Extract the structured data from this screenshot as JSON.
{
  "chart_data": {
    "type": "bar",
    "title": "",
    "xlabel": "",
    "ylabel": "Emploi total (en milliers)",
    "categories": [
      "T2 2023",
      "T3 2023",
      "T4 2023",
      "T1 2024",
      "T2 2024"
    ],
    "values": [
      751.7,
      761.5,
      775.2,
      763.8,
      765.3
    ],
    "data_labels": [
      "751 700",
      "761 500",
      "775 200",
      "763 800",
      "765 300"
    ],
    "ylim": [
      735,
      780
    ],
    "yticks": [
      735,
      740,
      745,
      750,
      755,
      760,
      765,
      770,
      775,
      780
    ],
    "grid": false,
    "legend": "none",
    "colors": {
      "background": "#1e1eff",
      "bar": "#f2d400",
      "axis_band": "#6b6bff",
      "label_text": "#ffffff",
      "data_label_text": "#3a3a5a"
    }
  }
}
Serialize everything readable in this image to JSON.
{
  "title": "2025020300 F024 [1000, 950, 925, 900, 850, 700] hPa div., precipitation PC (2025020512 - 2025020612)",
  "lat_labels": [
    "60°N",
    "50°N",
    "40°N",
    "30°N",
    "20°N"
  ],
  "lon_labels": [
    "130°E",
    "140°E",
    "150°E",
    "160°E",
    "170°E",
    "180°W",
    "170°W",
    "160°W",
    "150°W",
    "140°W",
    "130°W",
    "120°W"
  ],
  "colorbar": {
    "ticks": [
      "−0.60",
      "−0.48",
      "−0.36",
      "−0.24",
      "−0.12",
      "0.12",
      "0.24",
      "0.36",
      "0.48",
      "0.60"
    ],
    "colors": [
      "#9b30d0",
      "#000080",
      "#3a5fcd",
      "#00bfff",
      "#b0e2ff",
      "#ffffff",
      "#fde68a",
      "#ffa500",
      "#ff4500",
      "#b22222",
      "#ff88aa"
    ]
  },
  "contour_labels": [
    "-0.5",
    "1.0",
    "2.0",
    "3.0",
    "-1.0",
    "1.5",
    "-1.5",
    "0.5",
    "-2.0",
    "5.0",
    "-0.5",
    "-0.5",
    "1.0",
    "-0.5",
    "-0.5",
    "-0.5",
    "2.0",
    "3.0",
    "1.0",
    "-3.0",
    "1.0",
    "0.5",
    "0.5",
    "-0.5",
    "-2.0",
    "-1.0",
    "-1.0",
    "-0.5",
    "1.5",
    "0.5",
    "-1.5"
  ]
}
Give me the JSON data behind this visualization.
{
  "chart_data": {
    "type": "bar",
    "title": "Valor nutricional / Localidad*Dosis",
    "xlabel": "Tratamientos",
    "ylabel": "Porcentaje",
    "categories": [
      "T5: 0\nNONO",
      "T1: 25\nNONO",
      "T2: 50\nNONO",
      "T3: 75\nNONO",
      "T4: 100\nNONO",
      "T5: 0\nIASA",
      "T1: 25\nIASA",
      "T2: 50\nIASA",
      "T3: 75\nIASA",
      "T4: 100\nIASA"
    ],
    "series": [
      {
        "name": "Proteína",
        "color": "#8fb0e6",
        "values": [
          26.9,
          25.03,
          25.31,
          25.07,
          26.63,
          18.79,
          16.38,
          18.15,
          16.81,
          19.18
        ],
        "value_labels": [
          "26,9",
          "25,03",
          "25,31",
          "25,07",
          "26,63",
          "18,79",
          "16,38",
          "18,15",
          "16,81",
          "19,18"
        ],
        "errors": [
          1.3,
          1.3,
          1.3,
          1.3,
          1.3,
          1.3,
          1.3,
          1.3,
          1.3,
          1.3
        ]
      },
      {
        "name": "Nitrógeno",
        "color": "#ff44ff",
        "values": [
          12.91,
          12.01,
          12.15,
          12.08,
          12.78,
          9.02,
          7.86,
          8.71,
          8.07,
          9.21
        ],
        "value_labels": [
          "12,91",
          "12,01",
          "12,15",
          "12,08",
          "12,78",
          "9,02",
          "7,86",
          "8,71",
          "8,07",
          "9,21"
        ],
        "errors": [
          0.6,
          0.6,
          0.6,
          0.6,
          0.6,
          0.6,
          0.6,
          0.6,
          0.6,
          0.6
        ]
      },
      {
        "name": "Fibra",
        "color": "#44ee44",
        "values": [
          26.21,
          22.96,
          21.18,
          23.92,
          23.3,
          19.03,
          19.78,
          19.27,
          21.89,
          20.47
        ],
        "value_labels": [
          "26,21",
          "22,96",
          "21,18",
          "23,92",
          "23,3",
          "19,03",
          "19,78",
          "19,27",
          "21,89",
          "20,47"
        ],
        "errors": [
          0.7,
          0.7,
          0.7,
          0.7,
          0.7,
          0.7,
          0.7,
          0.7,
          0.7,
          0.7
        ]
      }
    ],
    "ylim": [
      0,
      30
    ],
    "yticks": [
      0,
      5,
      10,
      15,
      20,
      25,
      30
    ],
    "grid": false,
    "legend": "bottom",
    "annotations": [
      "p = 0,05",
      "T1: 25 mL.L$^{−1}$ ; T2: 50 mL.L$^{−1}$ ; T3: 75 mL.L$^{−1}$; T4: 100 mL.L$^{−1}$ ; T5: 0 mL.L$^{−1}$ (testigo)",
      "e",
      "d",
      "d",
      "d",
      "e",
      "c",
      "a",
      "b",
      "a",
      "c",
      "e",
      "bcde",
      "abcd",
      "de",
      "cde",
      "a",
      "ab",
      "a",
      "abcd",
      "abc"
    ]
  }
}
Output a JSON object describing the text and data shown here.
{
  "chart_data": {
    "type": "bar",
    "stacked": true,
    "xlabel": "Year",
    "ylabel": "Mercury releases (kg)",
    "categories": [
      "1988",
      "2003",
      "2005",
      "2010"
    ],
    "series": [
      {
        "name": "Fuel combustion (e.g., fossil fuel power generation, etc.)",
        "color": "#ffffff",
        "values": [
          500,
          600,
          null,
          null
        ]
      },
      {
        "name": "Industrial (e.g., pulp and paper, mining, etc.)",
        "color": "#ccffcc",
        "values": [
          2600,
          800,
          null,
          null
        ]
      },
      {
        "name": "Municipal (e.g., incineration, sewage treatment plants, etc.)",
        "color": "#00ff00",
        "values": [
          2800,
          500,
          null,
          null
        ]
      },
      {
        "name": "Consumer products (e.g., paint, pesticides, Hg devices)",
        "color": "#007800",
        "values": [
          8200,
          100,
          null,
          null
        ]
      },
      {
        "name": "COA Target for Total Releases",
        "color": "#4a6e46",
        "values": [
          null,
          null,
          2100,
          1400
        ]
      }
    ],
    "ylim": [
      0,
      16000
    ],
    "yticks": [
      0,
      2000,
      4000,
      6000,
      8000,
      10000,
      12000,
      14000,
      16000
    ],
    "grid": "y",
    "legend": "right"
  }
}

- - - -

*Requirements*.
Reproduce the full listing exactly.

*The response*.
Extract the structured data from this screenshot as JSON.
{
  "chart_data": {
    "type": "bar",
    "title": "",
    "xlabel": "",
    "ylabel": "Emploi total (en milliers)",
    "categories": [
      "T2 2023",
      "T3 2023",
      "T4 2023",
      "T1 2024",
      "T2 2024"
    ],
    "values": [
      751.7,
      761.5,
      775.2,
      763.8,
      765.3
    ],
    "data_labels": [
      "751 700",
      "761 500",
      "775 200",
      "763 800",
      "765 300"
    ],
    "ylim": [
      735,
      780
    ],
    "yticks": [
      735,
      740,
      745,
      750,
      755,
      760,
      765,
      770,
      775,
      780
    ],
    "grid": false,
    "legend": "none",
    "colors": {
      "background": "#1e1eff",
      "bar": "#f2d400",
      "axis_band": "#6b6bff",
      "label_text": "#ffffff",
      "data_label_text": "#3a3a5a"
    }
  }
}
Serialize everything readable in this image to JSON.
{
  "title": "2025020300 F024 [1000, 950, 925, 900, 850, 700] hPa div., precipitation PC (2025020512 - 2025020612)",
  "lat_labels": [
    "60°N",
    "50°N",
    "40°N",
    "30°N",
    "20°N"
  ],
  "lon_labels": [
    "130°E",
    "140°E",
    "150°E",
    "160°E",
    "170°E",
    "180°W",
    "170°W",
    "160°W",
    "150°W",
    "140°W",
    "130°W",
    "120°W"
  ],
  "colorbar": {
    "ticks": [
      "−0.60",
      "−0.48",
      "−0.36",
      "−0.24",
      "−0.12",
      "0.12",
      "0.24",
      "0.36",
      "0.48",
      "0.60"
    ],
    "colors": [
      "#9b30d0",
      "#000080",
      "#3a5fcd",
      "#00bfff",
      "#b0e2ff",
      "#ffffff",
      "#fde68a",
      "#ffa500",
      "#ff4500",
      "#b22222",
      "#ff88aa"
    ]
  },
  "contour_labels": [
    "-0.5",
    "1.0",
    "2.0",
    "3.0",
    "-1.0",
    "1.5",
    "-1.5",
    "0.5",
    "-2.0",
    "5.0",
    "-0.5",
    "-0.5",
    "1.0",
    "-0.5",
    "-0.5",
    "-0.5",
    "2.0",
    "3.0",
    "1.0",
    "-3.0",
    "1.0",
    "0.5",
    "0.5",
    "-0.5",
    "-2.0",
    "-1.0",
    "-1.0",
    "-0.5",
    "1.5",
    "0.5",
    "-1.5"
  ]
}
Give me the JSON data behind this visualization.
{
  "chart_data": {
    "type": "bar",
    "title": "Valor nutricional / Localidad*Dosis",
    "xlabel": "Tratamientos",
    "ylabel": "Porcentaje",
    "categories": [
      "T5: 0\nNONO",
      "T1: 25\nNONO",
      "T2: 50\nNONO",
      "T3: 75\nNONO",
      "T4: 100\nNONO",
      "T5: 0\nIASA",
      "T1: 25\nIASA",
      "T2: 50\nIASA",
      "T3: 75\nIASA",
      "T4: 100\nIASA"
    ],
    "series": [
      {
        "name": "Proteína",
        "color": "#8fb0e6",
        "values": [
          26.9,
          25.03,
          25.31,
          25.07,
          26.63,
          18.79,
          16.38,
          18.15,
          16.81,
          19.18
        ],
        "value_labels": [
          "26,9",
          "25,03",
          "25,31",
          "25,07",
          "26,63",
          "18,79",
          "16,38",
          "18,15",
          "16,81",
          "19,18"
        ],
        "errors": [
          1.3,
          1.3,
          1.3,
          1.3,
          1.3,
          1.3,
          1.3,
          1.3,
          1.3,
          1.3
        ]
      },
      {
        "name": "Nitrógeno",
        "color": "#ff44ff",
        "values": [
          12.91,
          12.01,
          12.15,
          12.08,
          12.78,
          9.02,
          7.86,
          8.71,
          8.07,
          9.21
        ],
        "value_labels": [
          "12,91",
          "12,01",
          "12,15",
          "12,08",
          "12,78",
          "9,02",
          "7,86",
          "8,71",
          "8,07",
          "9,21"
        ],
        "errors": [
          0.6,
          0.6,
          0.6,
          0.6,
          0.6,
          0.6,
          0.6,
          0.6,
          0.6,
          0.6
        ]
      },
      {
        "name": "Fibra",
        "color": "#44ee44",
        "values": [
          26.21,
          22.96,
          21.18,
          23.92,
          23.3,
          19.03,
          19.78,
          19.27,
          21.89,
          20.47
        ],
        "value_labels": [
          "26,21",
          "22,96",
          "21,18",
          "23,92",
          "23,3",
          "19,03",
          "19,78",
          "19,27",
          "21,89",
          "20,47"
        ],
        "errors": [
          0.7,
          0.7,
          0.7,
          0.7,
          0.7,
          0.7,
          0.7,
          0.7,
          0.7,
          0.7
        ]
      }
    ],
    "ylim": [
      0,
      30
    ],
    "yticks": [
      0,
      5,
      10,
      15,
      20,
      25,
      30
    ],
    "grid": false,
    "legend": "bottom",
    "annotations": [
      "p = 0,05",
      "T1: 25 mL.L$^{−1}$ ; T2: 50 mL.L$^{−1}$ ; T3: 75 mL.L$^{−1}$; T4: 100 mL.L$^{−1}$ ; T5: 0 mL.L$^{−1}$ (testigo)",
      "e",
      "d",
      "d",
      "d",
      "e",
      "c",
      "a",
      "b",
      "a",
      "c",
      "e",
      "bcde",
      "abcd",
      "de",
      "cde",
      "a",
      "ab",
      "a",
      "abcd",
      "abc"
    ]
  }
}
Output a JSON object describing the text and data shown here.
{
  "chart_data": {
    "type": "bar",
    "stacked": true,
    "xlabel": "Year",
    "ylabel": "Mercury releases (kg)",
    "categories": [
      "1988",
      "2003",
      "2005",
      "2010"
    ],
    "series": [
      {
        "name": "Fuel combustion (e.g., fossil fuel power generation, etc.)",
        "color": "#ffffff",
        "values": [
          500,
          600,
          null,
          null
        ]
      },
      {
        "name": "Industrial (e.g., pulp and paper, mining, etc.)",
        "color": "#ccffcc",
        "values": [
          2600,
          800,
          null,
          null
        ]
      },
      {
        "name": "Municipal (e.g., incineration, sewage treatment plants, etc.)",
        "color": "#00ff00",
        "values": [
          2800,
          500,
          null,
          null
        ]
      },
      {
        "name": "Consumer products (e.g., paint, pesticides, Hg devices)",
        "color": "#007800",
        "values": [
          8200,
          100,
          null,
          null
        ]
      },
      {
        "name": "COA Target for Total Releases",
        "color": "#4a6e46",
        "values": [
          null,
          null,
          2100,
          1400
        ]
      }
    ],
    "ylim": [
      0,
      16000
    ],
    "yticks": [
      0,
      2000,
      4000,
      6000,
      8000,
      10000,
      12000,
      14000,
      16000
    ],
    "grid": "y",
    "legend": "right"
  }
}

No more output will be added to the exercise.